[start of Data for this task]

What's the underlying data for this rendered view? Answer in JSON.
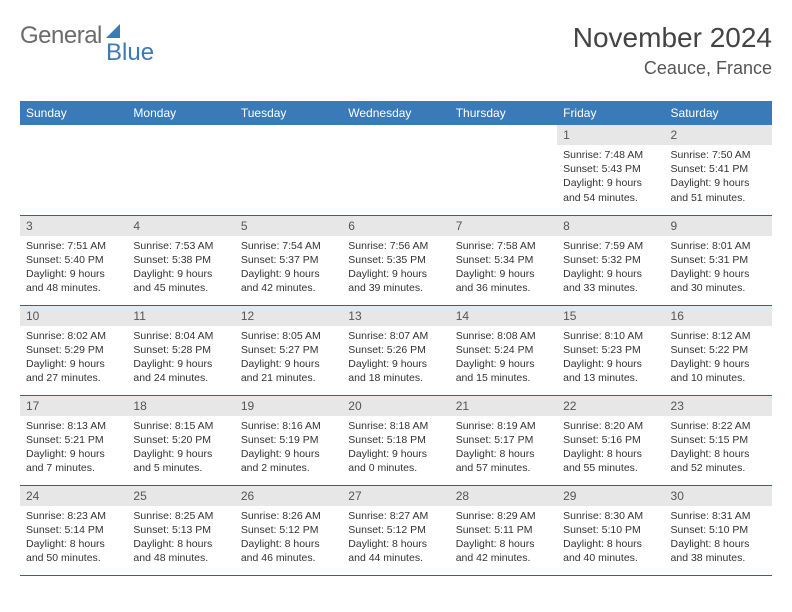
{
  "brand": {
    "part1": "General",
    "part2": "Blue"
  },
  "title": {
    "month": "November 2024",
    "location": "Ceauce, France"
  },
  "colors": {
    "header_bg": "#3b7ab8",
    "header_text": "#ffffff",
    "daynum_bg": "#e7e7e7",
    "row_divider": "#3b5f85",
    "body_text": "#333333",
    "brand_gray": "#6b6b6b",
    "brand_blue": "#3b7ab8"
  },
  "weekdays": [
    "Sunday",
    "Monday",
    "Tuesday",
    "Wednesday",
    "Thursday",
    "Friday",
    "Saturday"
  ],
  "weeks": [
    [
      {
        "n": "",
        "sunrise": "",
        "sunset": "",
        "day": ""
      },
      {
        "n": "",
        "sunrise": "",
        "sunset": "",
        "day": ""
      },
      {
        "n": "",
        "sunrise": "",
        "sunset": "",
        "day": ""
      },
      {
        "n": "",
        "sunrise": "",
        "sunset": "",
        "day": ""
      },
      {
        "n": "",
        "sunrise": "",
        "sunset": "",
        "day": ""
      },
      {
        "n": "1",
        "sunrise": "Sunrise: 7:48 AM",
        "sunset": "Sunset: 5:43 PM",
        "day": "Daylight: 9 hours and 54 minutes."
      },
      {
        "n": "2",
        "sunrise": "Sunrise: 7:50 AM",
        "sunset": "Sunset: 5:41 PM",
        "day": "Daylight: 9 hours and 51 minutes."
      }
    ],
    [
      {
        "n": "3",
        "sunrise": "Sunrise: 7:51 AM",
        "sunset": "Sunset: 5:40 PM",
        "day": "Daylight: 9 hours and 48 minutes."
      },
      {
        "n": "4",
        "sunrise": "Sunrise: 7:53 AM",
        "sunset": "Sunset: 5:38 PM",
        "day": "Daylight: 9 hours and 45 minutes."
      },
      {
        "n": "5",
        "sunrise": "Sunrise: 7:54 AM",
        "sunset": "Sunset: 5:37 PM",
        "day": "Daylight: 9 hours and 42 minutes."
      },
      {
        "n": "6",
        "sunrise": "Sunrise: 7:56 AM",
        "sunset": "Sunset: 5:35 PM",
        "day": "Daylight: 9 hours and 39 minutes."
      },
      {
        "n": "7",
        "sunrise": "Sunrise: 7:58 AM",
        "sunset": "Sunset: 5:34 PM",
        "day": "Daylight: 9 hours and 36 minutes."
      },
      {
        "n": "8",
        "sunrise": "Sunrise: 7:59 AM",
        "sunset": "Sunset: 5:32 PM",
        "day": "Daylight: 9 hours and 33 minutes."
      },
      {
        "n": "9",
        "sunrise": "Sunrise: 8:01 AM",
        "sunset": "Sunset: 5:31 PM",
        "day": "Daylight: 9 hours and 30 minutes."
      }
    ],
    [
      {
        "n": "10",
        "sunrise": "Sunrise: 8:02 AM",
        "sunset": "Sunset: 5:29 PM",
        "day": "Daylight: 9 hours and 27 minutes."
      },
      {
        "n": "11",
        "sunrise": "Sunrise: 8:04 AM",
        "sunset": "Sunset: 5:28 PM",
        "day": "Daylight: 9 hours and 24 minutes."
      },
      {
        "n": "12",
        "sunrise": "Sunrise: 8:05 AM",
        "sunset": "Sunset: 5:27 PM",
        "day": "Daylight: 9 hours and 21 minutes."
      },
      {
        "n": "13",
        "sunrise": "Sunrise: 8:07 AM",
        "sunset": "Sunset: 5:26 PM",
        "day": "Daylight: 9 hours and 18 minutes."
      },
      {
        "n": "14",
        "sunrise": "Sunrise: 8:08 AM",
        "sunset": "Sunset: 5:24 PM",
        "day": "Daylight: 9 hours and 15 minutes."
      },
      {
        "n": "15",
        "sunrise": "Sunrise: 8:10 AM",
        "sunset": "Sunset: 5:23 PM",
        "day": "Daylight: 9 hours and 13 minutes."
      },
      {
        "n": "16",
        "sunrise": "Sunrise: 8:12 AM",
        "sunset": "Sunset: 5:22 PM",
        "day": "Daylight: 9 hours and 10 minutes."
      }
    ],
    [
      {
        "n": "17",
        "sunrise": "Sunrise: 8:13 AM",
        "sunset": "Sunset: 5:21 PM",
        "day": "Daylight: 9 hours and 7 minutes."
      },
      {
        "n": "18",
        "sunrise": "Sunrise: 8:15 AM",
        "sunset": "Sunset: 5:20 PM",
        "day": "Daylight: 9 hours and 5 minutes."
      },
      {
        "n": "19",
        "sunrise": "Sunrise: 8:16 AM",
        "sunset": "Sunset: 5:19 PM",
        "day": "Daylight: 9 hours and 2 minutes."
      },
      {
        "n": "20",
        "sunrise": "Sunrise: 8:18 AM",
        "sunset": "Sunset: 5:18 PM",
        "day": "Daylight: 9 hours and 0 minutes."
      },
      {
        "n": "21",
        "sunrise": "Sunrise: 8:19 AM",
        "sunset": "Sunset: 5:17 PM",
        "day": "Daylight: 8 hours and 57 minutes."
      },
      {
        "n": "22",
        "sunrise": "Sunrise: 8:20 AM",
        "sunset": "Sunset: 5:16 PM",
        "day": "Daylight: 8 hours and 55 minutes."
      },
      {
        "n": "23",
        "sunrise": "Sunrise: 8:22 AM",
        "sunset": "Sunset: 5:15 PM",
        "day": "Daylight: 8 hours and 52 minutes."
      }
    ],
    [
      {
        "n": "24",
        "sunrise": "Sunrise: 8:23 AM",
        "sunset": "Sunset: 5:14 PM",
        "day": "Daylight: 8 hours and 50 minutes."
      },
      {
        "n": "25",
        "sunrise": "Sunrise: 8:25 AM",
        "sunset": "Sunset: 5:13 PM",
        "day": "Daylight: 8 hours and 48 minutes."
      },
      {
        "n": "26",
        "sunrise": "Sunrise: 8:26 AM",
        "sunset": "Sunset: 5:12 PM",
        "day": "Daylight: 8 hours and 46 minutes."
      },
      {
        "n": "27",
        "sunrise": "Sunrise: 8:27 AM",
        "sunset": "Sunset: 5:12 PM",
        "day": "Daylight: 8 hours and 44 minutes."
      },
      {
        "n": "28",
        "sunrise": "Sunrise: 8:29 AM",
        "sunset": "Sunset: 5:11 PM",
        "day": "Daylight: 8 hours and 42 minutes."
      },
      {
        "n": "29",
        "sunrise": "Sunrise: 8:30 AM",
        "sunset": "Sunset: 5:10 PM",
        "day": "Daylight: 8 hours and 40 minutes."
      },
      {
        "n": "30",
        "sunrise": "Sunrise: 8:31 AM",
        "sunset": "Sunset: 5:10 PM",
        "day": "Daylight: 8 hours and 38 minutes."
      }
    ]
  ]
}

[end of Data for this task]

* [Written request]: Reproduce each entry precisely. Leave the pictures out.

* [Result of this task]:
What's the underlying data for this rendered view? Answer in JSON.
{
  "brand": {
    "part1": "General",
    "part2": "Blue"
  },
  "title": {
    "month": "November 2024",
    "location": "Ceauce, France"
  },
  "colors": {
    "header_bg": "#3b7ab8",
    "header_text": "#ffffff",
    "daynum_bg": "#e7e7e7",
    "row_divider": "#3b5f85",
    "body_text": "#333333",
    "brand_gray": "#6b6b6b",
    "brand_blue": "#3b7ab8"
  },
  "weekdays": [
    "Sunday",
    "Monday",
    "Tuesday",
    "Wednesday",
    "Thursday",
    "Friday",
    "Saturday"
  ],
  "weeks": [
    [
      {
        "n": "",
        "sunrise": "",
        "sunset": "",
        "day": ""
      },
      {
        "n": "",
        "sunrise": "",
        "sunset": "",
        "day": ""
      },
      {
        "n": "",
        "sunrise": "",
        "sunset": "",
        "day": ""
      },
      {
        "n": "",
        "sunrise": "",
        "sunset": "",
        "day": ""
      },
      {
        "n": "",
        "sunrise": "",
        "sunset": "",
        "day": ""
      },
      {
        "n": "1",
        "sunrise": "Sunrise: 7:48 AM",
        "sunset": "Sunset: 5:43 PM",
        "day": "Daylight: 9 hours and 54 minutes."
      },
      {
        "n": "2",
        "sunrise": "Sunrise: 7:50 AM",
        "sunset": "Sunset: 5:41 PM",
        "day": "Daylight: 9 hours and 51 minutes."
      }
    ],
    [
      {
        "n": "3",
        "sunrise": "Sunrise: 7:51 AM",
        "sunset": "Sunset: 5:40 PM",
        "day": "Daylight: 9 hours and 48 minutes."
      },
      {
        "n": "4",
        "sunrise": "Sunrise: 7:53 AM",
        "sunset": "Sunset: 5:38 PM",
        "day": "Daylight: 9 hours and 45 minutes."
      },
      {
        "n": "5",
        "sunrise": "Sunrise: 7:54 AM",
        "sunset": "Sunset: 5:37 PM",
        "day": "Daylight: 9 hours and 42 minutes."
      },
      {
        "n": "6",
        "sunrise": "Sunrise: 7:56 AM",
        "sunset": "Sunset: 5:35 PM",
        "day": "Daylight: 9 hours and 39 minutes."
      },
      {
        "n": "7",
        "sunrise": "Sunrise: 7:58 AM",
        "sunset": "Sunset: 5:34 PM",
        "day": "Daylight: 9 hours and 36 minutes."
      },
      {
        "n": "8",
        "sunrise": "Sunrise: 7:59 AM",
        "sunset": "Sunset: 5:32 PM",
        "day": "Daylight: 9 hours and 33 minutes."
      },
      {
        "n": "9",
        "sunrise": "Sunrise: 8:01 AM",
        "sunset": "Sunset: 5:31 PM",
        "day": "Daylight: 9 hours and 30 minutes."
      }
    ],
    [
      {
        "n": "10",
        "sunrise": "Sunrise: 8:02 AM",
        "sunset": "Sunset: 5:29 PM",
        "day": "Daylight: 9 hours and 27 minutes."
      },
      {
        "n": "11",
        "sunrise": "Sunrise: 8:04 AM",
        "sunset": "Sunset: 5:28 PM",
        "day": "Daylight: 9 hours and 24 minutes."
      },
      {
        "n": "12",
        "sunrise": "Sunrise: 8:05 AM",
        "sunset": "Sunset: 5:27 PM",
        "day": "Daylight: 9 hours and 21 minutes."
      },
      {
        "n": "13",
        "sunrise": "Sunrise: 8:07 AM",
        "sunset": "Sunset: 5:26 PM",
        "day": "Daylight: 9 hours and 18 minutes."
      },
      {
        "n": "14",
        "sunrise": "Sunrise: 8:08 AM",
        "sunset": "Sunset: 5:24 PM",
        "day": "Daylight: 9 hours and 15 minutes."
      },
      {
        "n": "15",
        "sunrise": "Sunrise: 8:10 AM",
        "sunset": "Sunset: 5:23 PM",
        "day": "Daylight: 9 hours and 13 minutes."
      },
      {
        "n": "16",
        "sunrise": "Sunrise: 8:12 AM",
        "sunset": "Sunset: 5:22 PM",
        "day": "Daylight: 9 hours and 10 minutes."
      }
    ],
    [
      {
        "n": "17",
        "sunrise": "Sunrise: 8:13 AM",
        "sunset": "Sunset: 5:21 PM",
        "day": "Daylight: 9 hours and 7 minutes."
      },
      {
        "n": "18",
        "sunrise": "Sunrise: 8:15 AM",
        "sunset": "Sunset: 5:20 PM",
        "day": "Daylight: 9 hours and 5 minutes."
      },
      {
        "n": "19",
        "sunrise": "Sunrise: 8:16 AM",
        "sunset": "Sunset: 5:19 PM",
        "day": "Daylight: 9 hours and 2 minutes."
      },
      {
        "n": "20",
        "sunrise": "Sunrise: 8:18 AM",
        "sunset": "Sunset: 5:18 PM",
        "day": "Daylight: 9 hours and 0 minutes."
      },
      {
        "n": "21",
        "sunrise": "Sunrise: 8:19 AM",
        "sunset": "Sunset: 5:17 PM",
        "day": "Daylight: 8 hours and 57 minutes."
      },
      {
        "n": "22",
        "sunrise": "Sunrise: 8:20 AM",
        "sunset": "Sunset: 5:16 PM",
        "day": "Daylight: 8 hours and 55 minutes."
      },
      {
        "n": "23",
        "sunrise": "Sunrise: 8:22 AM",
        "sunset": "Sunset: 5:15 PM",
        "day": "Daylight: 8 hours and 52 minutes."
      }
    ],
    [
      {
        "n": "24",
        "sunrise": "Sunrise: 8:23 AM",
        "sunset": "Sunset: 5:14 PM",
        "day": "Daylight: 8 hours and 50 minutes."
      },
      {
        "n": "25",
        "sunrise": "Sunrise: 8:25 AM",
        "sunset": "Sunset: 5:13 PM",
        "day": "Daylight: 8 hours and 48 minutes."
      },
      {
        "n": "26",
        "sunrise": "Sunrise: 8:26 AM",
        "sunset": "Sunset: 5:12 PM",
        "day": "Daylight: 8 hours and 46 minutes."
      },
      {
        "n": "27",
        "sunrise": "Sunrise: 8:27 AM",
        "sunset": "Sunset: 5:12 PM",
        "day": "Daylight: 8 hours and 44 minutes."
      },
      {
        "n": "28",
        "sunrise": "Sunrise: 8:29 AM",
        "sunset": "Sunset: 5:11 PM",
        "day": "Daylight: 8 hours and 42 minutes."
      },
      {
        "n": "29",
        "sunrise": "Sunrise: 8:30 AM",
        "sunset": "Sunset: 5:10 PM",
        "day": "Daylight: 8 hours and 40 minutes."
      },
      {
        "n": "30",
        "sunrise": "Sunrise: 8:31 AM",
        "sunset": "Sunset: 5:10 PM",
        "day": "Daylight: 8 hours and 38 minutes."
      }
    ]
  ]
}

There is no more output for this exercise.